◆ **What the exercise asks**:
Transcribe every entry word for word. Skip the pictures.

◆ **Supplied records**:
== == ==

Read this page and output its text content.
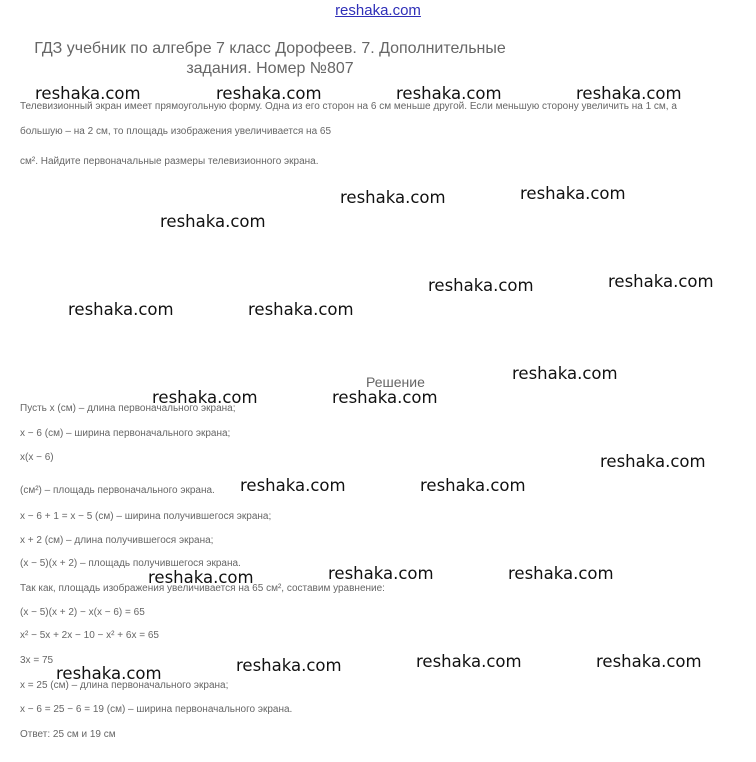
reshaka.com
ГДЗ учебник по алгебре 7 класс Дорофеев. 7. Дополнительные задания. Номер №807
Телевизионный экран имеет прямоугольную форму. Одна из его сторон на 6 см меньше другой. Если меньшую сторону увеличить на 1 см, а
большую – на 2 см, то площадь изображения увеличивается на 65
см². Найдите первоначальные размеры телевизионного экрана.
Решение
Пусть x (см) – длина первоначального экрана;
x − 6 (см) – ширина первоначального экрана;
x(x − 6)
(см²) – площадь первоначального экрана.
x − 6 + 1 = x − 5 (см) – ширина получившегося экрана;
x + 2 (см) – длина получившегося экрана;
(x − 5)(x + 2) – площадь получившегося экрана.
Так как, площадь изображения увеличивается на 65 см², составим уравнение:
(x − 5)(x + 2) − x(x − 6) = 65
x² − 5x + 2x − 10 − x² + 6x = 65
3x = 75
x = 25 (см) – длина первоначального экрана;
x − 6 = 25 − 6 = 19 (см) – ширина первоначального экрана.
Ответ: 25 см и 19 см
reshaka.com	reshaka.com	reshaka.com	reshaka.com
reshaka.com
reshaka.com
reshaka.com
reshaka.com
reshaka.com
reshaka.com	reshaka.com
reshaka.com
reshaka.com	reshaka.com
reshaka.com
reshaka.com	reshaka.com
reshaka.com	reshaka.com
reshaka.com
reshaka.com	reshaka.com
reshaka.com
reshaka.com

== == ==

◆ **Complete output**:
Read this page and output its text content.
reshaka.com
ГДЗ учебник по алгебре 7 класс Дорофеев. 7. Дополнительные задания. Номер №807
Телевизионный экран имеет прямоугольную форму. Одна из его сторон на 6 см меньше другой. Если меньшую сторону увеличить на 1 см, а
большую – на 2 см, то площадь изображения увеличивается на 65
см². Найдите первоначальные размеры телевизионного экрана.
Решение
Пусть x (см) – длина первоначального экрана;
x − 6 (см) – ширина первоначального экрана;
x(x − 6)
(см²) – площадь первоначального экрана.
x − 6 + 1 = x − 5 (см) – ширина получившегося экрана;
x + 2 (см) – длина получившегося экрана;
(x − 5)(x + 2) – площадь получившегося экрана.
Так как, площадь изображения увеличивается на 65 см², составим уравнение:
(x − 5)(x + 2) − x(x − 6) = 65
x² − 5x + 2x − 10 − x² + 6x = 65
3x = 75
x = 25 (см) – длина первоначального экрана;
x − 6 = 25 − 6 = 19 (см) – ширина первоначального экрана.
Ответ: 25 см и 19 см
reshaka.com	reshaka.com	reshaka.com	reshaka.com
reshaka.com
reshaka.com
reshaka.com
reshaka.com
reshaka.com
reshaka.com	reshaka.com
reshaka.com
reshaka.com	reshaka.com
reshaka.com
reshaka.com	reshaka.com
reshaka.com	reshaka.com
reshaka.com
reshaka.com	reshaka.com
reshaka.com
reshaka.com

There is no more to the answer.